── GIVEN RECORDS ──
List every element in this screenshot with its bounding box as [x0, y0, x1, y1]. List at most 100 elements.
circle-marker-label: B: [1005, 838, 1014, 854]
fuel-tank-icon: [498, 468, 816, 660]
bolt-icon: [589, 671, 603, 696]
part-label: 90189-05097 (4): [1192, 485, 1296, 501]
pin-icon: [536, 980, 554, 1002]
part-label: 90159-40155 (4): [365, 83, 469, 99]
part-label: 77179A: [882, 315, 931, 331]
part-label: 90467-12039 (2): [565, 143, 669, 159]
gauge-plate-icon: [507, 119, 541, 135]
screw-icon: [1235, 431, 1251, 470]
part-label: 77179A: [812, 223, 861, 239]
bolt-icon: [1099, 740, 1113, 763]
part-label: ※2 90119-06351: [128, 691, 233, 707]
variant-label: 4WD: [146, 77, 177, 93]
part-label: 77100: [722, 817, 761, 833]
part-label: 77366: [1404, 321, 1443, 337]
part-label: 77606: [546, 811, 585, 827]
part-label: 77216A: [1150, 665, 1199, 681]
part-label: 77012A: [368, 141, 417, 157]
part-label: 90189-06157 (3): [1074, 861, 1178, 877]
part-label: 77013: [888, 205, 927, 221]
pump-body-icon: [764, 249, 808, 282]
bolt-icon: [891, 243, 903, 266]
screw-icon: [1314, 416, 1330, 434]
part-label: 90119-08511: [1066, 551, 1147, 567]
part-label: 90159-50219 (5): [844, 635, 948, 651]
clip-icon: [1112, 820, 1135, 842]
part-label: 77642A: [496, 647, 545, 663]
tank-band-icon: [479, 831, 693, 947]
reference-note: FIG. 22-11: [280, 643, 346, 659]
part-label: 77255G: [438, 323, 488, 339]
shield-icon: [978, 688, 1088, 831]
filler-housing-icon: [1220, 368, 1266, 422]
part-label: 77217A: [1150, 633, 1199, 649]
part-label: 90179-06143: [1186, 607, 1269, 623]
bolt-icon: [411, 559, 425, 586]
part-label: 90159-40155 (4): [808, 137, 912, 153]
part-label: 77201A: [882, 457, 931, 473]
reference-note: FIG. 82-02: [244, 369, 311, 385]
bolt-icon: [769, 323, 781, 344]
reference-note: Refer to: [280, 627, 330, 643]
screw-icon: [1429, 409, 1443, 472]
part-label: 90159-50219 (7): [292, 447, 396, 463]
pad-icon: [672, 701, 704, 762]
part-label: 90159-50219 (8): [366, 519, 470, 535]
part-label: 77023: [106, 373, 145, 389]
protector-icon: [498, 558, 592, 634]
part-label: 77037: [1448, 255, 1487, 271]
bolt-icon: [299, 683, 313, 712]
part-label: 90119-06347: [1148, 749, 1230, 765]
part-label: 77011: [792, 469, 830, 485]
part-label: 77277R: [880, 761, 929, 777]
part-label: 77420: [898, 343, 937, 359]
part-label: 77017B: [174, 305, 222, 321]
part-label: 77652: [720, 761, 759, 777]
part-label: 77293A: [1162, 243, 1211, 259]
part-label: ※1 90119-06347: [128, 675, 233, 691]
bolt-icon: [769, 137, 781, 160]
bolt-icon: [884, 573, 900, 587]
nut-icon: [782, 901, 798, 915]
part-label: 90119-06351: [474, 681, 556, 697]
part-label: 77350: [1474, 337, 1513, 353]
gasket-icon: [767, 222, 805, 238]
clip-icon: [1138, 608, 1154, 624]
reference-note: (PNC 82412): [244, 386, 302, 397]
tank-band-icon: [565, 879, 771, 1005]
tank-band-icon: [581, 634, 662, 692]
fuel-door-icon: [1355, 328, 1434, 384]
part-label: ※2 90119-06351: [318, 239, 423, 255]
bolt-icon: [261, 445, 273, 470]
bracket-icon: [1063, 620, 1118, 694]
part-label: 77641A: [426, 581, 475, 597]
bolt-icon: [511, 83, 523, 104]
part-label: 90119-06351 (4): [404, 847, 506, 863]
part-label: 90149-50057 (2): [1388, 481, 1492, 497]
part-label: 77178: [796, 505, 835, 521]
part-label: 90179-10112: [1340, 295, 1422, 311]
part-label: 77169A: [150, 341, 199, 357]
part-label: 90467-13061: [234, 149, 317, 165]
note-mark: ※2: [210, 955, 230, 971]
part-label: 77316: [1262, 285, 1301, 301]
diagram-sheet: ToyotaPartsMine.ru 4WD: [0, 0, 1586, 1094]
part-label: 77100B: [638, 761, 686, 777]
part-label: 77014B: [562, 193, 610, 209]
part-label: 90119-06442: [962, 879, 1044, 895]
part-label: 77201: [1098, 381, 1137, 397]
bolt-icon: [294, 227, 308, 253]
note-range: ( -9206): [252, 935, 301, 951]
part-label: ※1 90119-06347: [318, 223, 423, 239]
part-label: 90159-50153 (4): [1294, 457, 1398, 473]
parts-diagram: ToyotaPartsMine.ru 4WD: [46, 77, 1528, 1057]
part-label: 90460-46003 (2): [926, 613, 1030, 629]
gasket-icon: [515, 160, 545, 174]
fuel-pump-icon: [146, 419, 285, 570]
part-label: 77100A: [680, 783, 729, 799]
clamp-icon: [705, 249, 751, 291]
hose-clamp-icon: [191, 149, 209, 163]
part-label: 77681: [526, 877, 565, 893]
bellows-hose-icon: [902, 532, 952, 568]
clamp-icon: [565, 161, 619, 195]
───
PROBLEM DESCRIPTION. Output the listing as a Markdown table with the columns Row and Line, numbering each row. Start at the first line of the listing and go on through the line containing "part-label: 77037: [1448, 255, 1487, 271]", both included, and skip any blank lines.

ANSWER TO THIS PROBLEM.
| Row | Line |
|---|---|
| 1 | List every element in this screenshot with its bounding box as [x0, y0, x1, y1]. List at most 100 elements. |
| 2 | circle-marker-label: B: [1005, 838, 1014, 854] |
| 3 | fuel-tank-icon: [498, 468, 816, 660] |
| 4 | bolt-icon: [589, 671, 603, 696] |
| 5 | part-label: 90189-05097 (4): [1192, 485, 1296, 501] |
| 6 | pin-icon: [536, 980, 554, 1002] |
| 7 | part-label: 90159-40155 (4): [365, 83, 469, 99] |
| 8 | part-label: 77179A: [882, 315, 931, 331] |
| 9 | part-label: 90467-12039 (2): [565, 143, 669, 159] |
| 10 | gauge-plate-icon: [507, 119, 541, 135] |
| 11 | screw-icon: [1235, 431, 1251, 470] |
| 12 | part-label: 77179A: [812, 223, 861, 239] |
| 13 | bolt-icon: [1099, 740, 1113, 763] |
| 14 | part-label: ※2 90119-06351: [128, 691, 233, 707] |
| 15 | variant-label: 4WD: [146, 77, 177, 93] |
| 16 | part-label: 77100: [722, 817, 761, 833] |
| 17 | part-label: 77366: [1404, 321, 1443, 337] |
| 18 | part-label: 77606: [546, 811, 585, 827] |
| 19 | part-label: 77216A: [1150, 665, 1199, 681] |
| 20 | part-label: 77012A: [368, 141, 417, 157] |
| 21 | part-label: 90189-06157 (3): [1074, 861, 1178, 877] |
| 22 | part-label: 77013: [888, 205, 927, 221] |
| 23 | pump-body-icon: [764, 249, 808, 282] |
| 24 | bolt-icon: [891, 243, 903, 266] |
| 25 | screw-icon: [1314, 416, 1330, 434] |
| 26 | part-label: 90119-08511: [1066, 551, 1147, 567] |
| 27 | part-label: 90159-50219 (5): [844, 635, 948, 651] |
| 28 | clip-icon: [1112, 820, 1135, 842] |
| 29 | part-label: 77642A: [496, 647, 545, 663] |
| 30 | tank-band-icon: [479, 831, 693, 947] |
| 31 | reference-note: FIG. 22-11: [280, 643, 346, 659] |
| 32 | part-label: 77255G: [438, 323, 488, 339] |
| 33 | shield-icon: [978, 688, 1088, 831] |
| 34 | filler-housing-icon: [1220, 368, 1266, 422] |
| 35 | part-label: 77217A: [1150, 633, 1199, 649] |
| 36 | part-label: 90179-06143: [1186, 607, 1269, 623] |
| 37 | bolt-icon: [411, 559, 425, 586] |
| 38 | part-label: 90159-40155 (4): [808, 137, 912, 153] |
| 39 | part-label: 77201A: [882, 457, 931, 473] |
| 40 | reference-note: FIG. 82-02: [244, 369, 311, 385] |
| 41 | bolt-icon: [769, 323, 781, 344] |
| 42 | reference-note: Refer to: [280, 627, 330, 643] |
| 43 | screw-icon: [1429, 409, 1443, 472] |
| 44 | part-label: 90159-50219 (7): [292, 447, 396, 463] |
| 45 | pad-icon: [672, 701, 704, 762] |
| 46 | part-label: 90159-50219 (8): [366, 519, 470, 535] |
| 47 | part-label: 77023: [106, 373, 145, 389] |
| 48 | protector-icon: [498, 558, 592, 634] |
| 49 | part-label: 77037: [1448, 255, 1487, 271] |